Items from a figure collection:
=-=-=

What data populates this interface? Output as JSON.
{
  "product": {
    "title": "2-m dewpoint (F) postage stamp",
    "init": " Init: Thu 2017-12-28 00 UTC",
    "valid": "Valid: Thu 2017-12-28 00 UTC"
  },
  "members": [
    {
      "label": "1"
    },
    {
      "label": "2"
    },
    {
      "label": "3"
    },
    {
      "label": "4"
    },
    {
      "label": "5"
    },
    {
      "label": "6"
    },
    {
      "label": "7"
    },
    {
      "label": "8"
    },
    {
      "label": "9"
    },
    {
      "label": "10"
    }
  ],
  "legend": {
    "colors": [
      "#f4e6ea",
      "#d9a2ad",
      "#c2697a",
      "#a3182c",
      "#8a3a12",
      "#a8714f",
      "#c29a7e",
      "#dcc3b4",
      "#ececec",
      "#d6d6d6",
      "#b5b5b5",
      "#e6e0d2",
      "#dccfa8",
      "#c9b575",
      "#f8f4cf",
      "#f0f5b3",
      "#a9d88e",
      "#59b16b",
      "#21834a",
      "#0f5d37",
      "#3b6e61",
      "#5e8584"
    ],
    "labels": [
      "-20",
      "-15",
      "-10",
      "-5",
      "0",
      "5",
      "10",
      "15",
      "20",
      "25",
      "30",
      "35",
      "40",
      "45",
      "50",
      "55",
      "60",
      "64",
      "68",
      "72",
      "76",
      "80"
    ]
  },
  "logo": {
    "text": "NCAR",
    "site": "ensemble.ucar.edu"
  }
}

=-=-=

### Aim
Transcribe all lines as written.

### Result for this task
What data populates this interface? Output as JSON.
{
  "product": {
    "title": "2-m dewpoint (F) postage stamp",
    "init": " Init: Thu 2017-12-28 00 UTC",
    "valid": "Valid: Thu 2017-12-28 00 UTC"
  },
  "members": [
    {
      "label": "1"
    },
    {
      "label": "2"
    },
    {
      "label": "3"
    },
    {
      "label": "4"
    },
    {
      "label": "5"
    },
    {
      "label": "6"
    },
    {
      "label": "7"
    },
    {
      "label": "8"
    },
    {
      "label": "9"
    },
    {
      "label": "10"
    }
  ],
  "legend": {
    "colors": [
      "#f4e6ea",
      "#d9a2ad",
      "#c2697a",
      "#a3182c",
      "#8a3a12",
      "#a8714f",
      "#c29a7e",
      "#dcc3b4",
      "#ececec",
      "#d6d6d6",
      "#b5b5b5",
      "#e6e0d2",
      "#dccfa8",
      "#c9b575",
      "#f8f4cf",
      "#f0f5b3",
      "#a9d88e",
      "#59b16b",
      "#21834a",
      "#0f5d37",
      "#3b6e61",
      "#5e8584"
    ],
    "labels": [
      "-20",
      "-15",
      "-10",
      "-5",
      "0",
      "5",
      "10",
      "15",
      "20",
      "25",
      "30",
      "35",
      "40",
      "45",
      "50",
      "55",
      "60",
      "64",
      "68",
      "72",
      "76",
      "80"
    ]
  },
  "logo": {
    "text": "NCAR",
    "site": "ensemble.ucar.edu"
  }
}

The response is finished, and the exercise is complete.